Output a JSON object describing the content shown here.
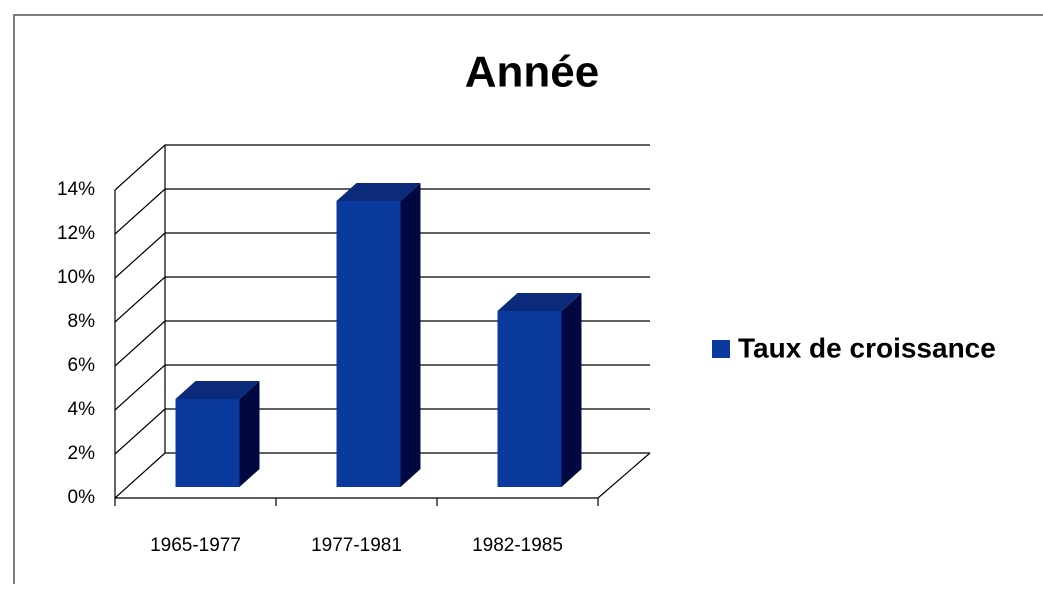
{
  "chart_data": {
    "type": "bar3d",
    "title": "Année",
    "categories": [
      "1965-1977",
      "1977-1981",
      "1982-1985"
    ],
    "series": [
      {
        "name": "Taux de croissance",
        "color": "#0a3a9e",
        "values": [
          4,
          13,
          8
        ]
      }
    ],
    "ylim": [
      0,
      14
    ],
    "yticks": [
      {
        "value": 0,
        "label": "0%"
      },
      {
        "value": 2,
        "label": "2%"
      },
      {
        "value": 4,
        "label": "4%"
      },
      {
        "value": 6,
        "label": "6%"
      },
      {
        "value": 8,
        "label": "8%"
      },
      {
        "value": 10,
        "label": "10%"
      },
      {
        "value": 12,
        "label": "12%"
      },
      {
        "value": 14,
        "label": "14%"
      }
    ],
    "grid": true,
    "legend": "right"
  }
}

▸ **SET TASK**:
Go through the material above and print all of it exactly, except the pictures.

▸ **SOLUTION TO THIS TASK**:
Output a JSON object describing the content shown here.
{
  "chart_data": {
    "type": "bar3d",
    "title": "Année",
    "categories": [
      "1965-1977",
      "1977-1981",
      "1982-1985"
    ],
    "series": [
      {
        "name": "Taux de croissance",
        "color": "#0a3a9e",
        "values": [
          4,
          13,
          8
        ]
      }
    ],
    "ylim": [
      0,
      14
    ],
    "yticks": [
      {
        "value": 0,
        "label": "0%"
      },
      {
        "value": 2,
        "label": "2%"
      },
      {
        "value": 4,
        "label": "4%"
      },
      {
        "value": 6,
        "label": "6%"
      },
      {
        "value": 8,
        "label": "8%"
      },
      {
        "value": 10,
        "label": "10%"
      },
      {
        "value": 12,
        "label": "12%"
      },
      {
        "value": 14,
        "label": "14%"
      }
    ],
    "grid": true,
    "legend": "right"
  }
}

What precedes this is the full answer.